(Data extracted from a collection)
● ● ● ● ●
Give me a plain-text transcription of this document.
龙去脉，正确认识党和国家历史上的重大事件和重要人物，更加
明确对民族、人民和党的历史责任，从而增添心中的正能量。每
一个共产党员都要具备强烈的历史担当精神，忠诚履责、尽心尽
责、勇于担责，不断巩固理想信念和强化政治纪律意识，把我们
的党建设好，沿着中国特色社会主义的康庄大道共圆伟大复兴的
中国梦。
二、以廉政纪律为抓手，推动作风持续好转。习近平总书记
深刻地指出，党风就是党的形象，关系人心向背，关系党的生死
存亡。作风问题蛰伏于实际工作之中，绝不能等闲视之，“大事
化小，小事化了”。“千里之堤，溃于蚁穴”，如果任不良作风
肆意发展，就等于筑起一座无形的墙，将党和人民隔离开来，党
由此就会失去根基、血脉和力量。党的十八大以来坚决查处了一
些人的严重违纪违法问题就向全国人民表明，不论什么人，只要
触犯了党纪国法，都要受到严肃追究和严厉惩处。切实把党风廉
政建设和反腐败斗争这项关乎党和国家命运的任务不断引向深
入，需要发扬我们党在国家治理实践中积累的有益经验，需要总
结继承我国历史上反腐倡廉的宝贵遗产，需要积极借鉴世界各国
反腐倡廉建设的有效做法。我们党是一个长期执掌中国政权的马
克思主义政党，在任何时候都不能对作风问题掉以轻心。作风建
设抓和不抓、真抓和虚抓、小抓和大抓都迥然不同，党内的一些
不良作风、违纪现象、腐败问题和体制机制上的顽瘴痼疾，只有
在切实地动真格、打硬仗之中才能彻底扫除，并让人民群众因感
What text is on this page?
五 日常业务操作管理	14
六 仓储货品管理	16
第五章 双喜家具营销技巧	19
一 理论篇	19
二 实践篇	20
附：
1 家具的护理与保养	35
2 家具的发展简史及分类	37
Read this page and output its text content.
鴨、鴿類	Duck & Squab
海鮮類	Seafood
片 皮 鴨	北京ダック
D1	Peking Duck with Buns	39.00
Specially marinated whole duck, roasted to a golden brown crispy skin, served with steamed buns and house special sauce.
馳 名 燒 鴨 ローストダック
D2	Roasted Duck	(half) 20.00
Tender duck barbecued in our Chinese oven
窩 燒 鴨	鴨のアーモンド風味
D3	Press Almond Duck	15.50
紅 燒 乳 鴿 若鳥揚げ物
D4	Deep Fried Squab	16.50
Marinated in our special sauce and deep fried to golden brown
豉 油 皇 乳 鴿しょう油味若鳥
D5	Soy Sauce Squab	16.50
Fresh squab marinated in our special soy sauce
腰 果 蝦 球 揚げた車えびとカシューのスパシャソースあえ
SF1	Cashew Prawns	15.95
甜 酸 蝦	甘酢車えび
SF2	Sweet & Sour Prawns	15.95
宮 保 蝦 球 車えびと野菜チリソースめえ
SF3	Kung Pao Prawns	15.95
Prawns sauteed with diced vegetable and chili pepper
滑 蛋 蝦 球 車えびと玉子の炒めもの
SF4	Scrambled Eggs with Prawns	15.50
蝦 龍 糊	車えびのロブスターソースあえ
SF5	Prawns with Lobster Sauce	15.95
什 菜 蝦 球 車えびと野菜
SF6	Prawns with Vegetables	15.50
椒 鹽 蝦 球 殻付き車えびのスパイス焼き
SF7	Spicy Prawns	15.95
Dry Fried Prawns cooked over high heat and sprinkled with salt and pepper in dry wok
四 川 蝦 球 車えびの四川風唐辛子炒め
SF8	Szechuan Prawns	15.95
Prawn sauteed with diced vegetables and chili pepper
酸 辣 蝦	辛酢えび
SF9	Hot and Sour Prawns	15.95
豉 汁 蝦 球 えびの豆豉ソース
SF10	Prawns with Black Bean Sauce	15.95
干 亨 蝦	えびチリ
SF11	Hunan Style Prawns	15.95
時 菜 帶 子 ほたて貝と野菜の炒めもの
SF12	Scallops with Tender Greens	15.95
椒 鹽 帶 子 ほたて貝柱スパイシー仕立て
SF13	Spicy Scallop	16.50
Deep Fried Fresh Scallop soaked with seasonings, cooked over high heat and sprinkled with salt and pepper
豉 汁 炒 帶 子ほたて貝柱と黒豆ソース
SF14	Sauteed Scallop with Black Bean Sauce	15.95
● ● ● ● ●
### WRITTEN REQUEST
Which lines hold the word "golden"? Copy each of them from the records.

### EXERCISE RESULT
Specially marinated whole duck, roasted to a golden brown crispy skin, served with steamed buns and house special sauce.
Marinated in our special sauce and deep fried to golden brown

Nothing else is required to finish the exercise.